╭──

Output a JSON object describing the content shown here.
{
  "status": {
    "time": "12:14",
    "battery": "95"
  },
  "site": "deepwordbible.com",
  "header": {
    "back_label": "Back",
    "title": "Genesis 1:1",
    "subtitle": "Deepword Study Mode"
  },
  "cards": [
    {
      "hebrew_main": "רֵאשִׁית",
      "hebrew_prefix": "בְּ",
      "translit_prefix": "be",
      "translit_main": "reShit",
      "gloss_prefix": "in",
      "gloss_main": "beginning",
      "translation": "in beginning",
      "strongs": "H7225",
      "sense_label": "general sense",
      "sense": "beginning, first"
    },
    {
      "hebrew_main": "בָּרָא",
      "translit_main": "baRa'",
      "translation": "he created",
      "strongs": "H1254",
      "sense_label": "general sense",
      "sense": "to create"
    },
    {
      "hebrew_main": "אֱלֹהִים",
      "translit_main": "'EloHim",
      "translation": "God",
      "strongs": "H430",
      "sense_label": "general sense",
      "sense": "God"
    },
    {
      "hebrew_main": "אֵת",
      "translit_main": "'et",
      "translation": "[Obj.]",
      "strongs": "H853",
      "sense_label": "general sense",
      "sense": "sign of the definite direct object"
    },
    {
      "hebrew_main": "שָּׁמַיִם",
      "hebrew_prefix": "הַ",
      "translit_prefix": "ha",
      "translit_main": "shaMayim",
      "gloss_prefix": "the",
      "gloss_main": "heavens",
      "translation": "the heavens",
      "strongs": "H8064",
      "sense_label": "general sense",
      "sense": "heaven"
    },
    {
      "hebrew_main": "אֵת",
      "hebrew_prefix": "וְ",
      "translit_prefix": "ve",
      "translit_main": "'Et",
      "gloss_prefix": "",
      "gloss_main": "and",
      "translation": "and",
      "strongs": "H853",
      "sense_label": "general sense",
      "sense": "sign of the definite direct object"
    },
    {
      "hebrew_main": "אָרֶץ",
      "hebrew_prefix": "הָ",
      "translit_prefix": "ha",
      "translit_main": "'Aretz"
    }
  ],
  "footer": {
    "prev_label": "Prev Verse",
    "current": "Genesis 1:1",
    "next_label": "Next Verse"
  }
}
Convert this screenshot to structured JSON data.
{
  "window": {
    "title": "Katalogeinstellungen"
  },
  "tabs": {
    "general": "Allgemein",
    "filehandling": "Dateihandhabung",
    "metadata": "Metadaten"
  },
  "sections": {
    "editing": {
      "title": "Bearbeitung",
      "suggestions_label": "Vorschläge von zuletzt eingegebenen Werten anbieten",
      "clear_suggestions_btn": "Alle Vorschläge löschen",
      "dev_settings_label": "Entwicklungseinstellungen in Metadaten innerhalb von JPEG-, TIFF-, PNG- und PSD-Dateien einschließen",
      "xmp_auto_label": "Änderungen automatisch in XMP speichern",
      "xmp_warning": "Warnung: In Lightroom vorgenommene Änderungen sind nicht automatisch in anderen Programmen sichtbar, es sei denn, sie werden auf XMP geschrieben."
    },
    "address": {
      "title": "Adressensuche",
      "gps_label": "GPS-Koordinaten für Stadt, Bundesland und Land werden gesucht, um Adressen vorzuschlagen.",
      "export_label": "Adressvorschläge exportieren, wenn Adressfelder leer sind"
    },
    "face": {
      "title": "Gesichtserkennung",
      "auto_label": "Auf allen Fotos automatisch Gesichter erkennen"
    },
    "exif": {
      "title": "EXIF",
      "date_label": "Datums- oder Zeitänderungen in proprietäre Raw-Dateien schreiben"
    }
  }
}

╰──

> Task statement: Copy out each line of the data containing the string "beginning".

> The answer:
      "gloss_main": "beginning",
      "translation": "in beginning",
      "sense": "beginning, first"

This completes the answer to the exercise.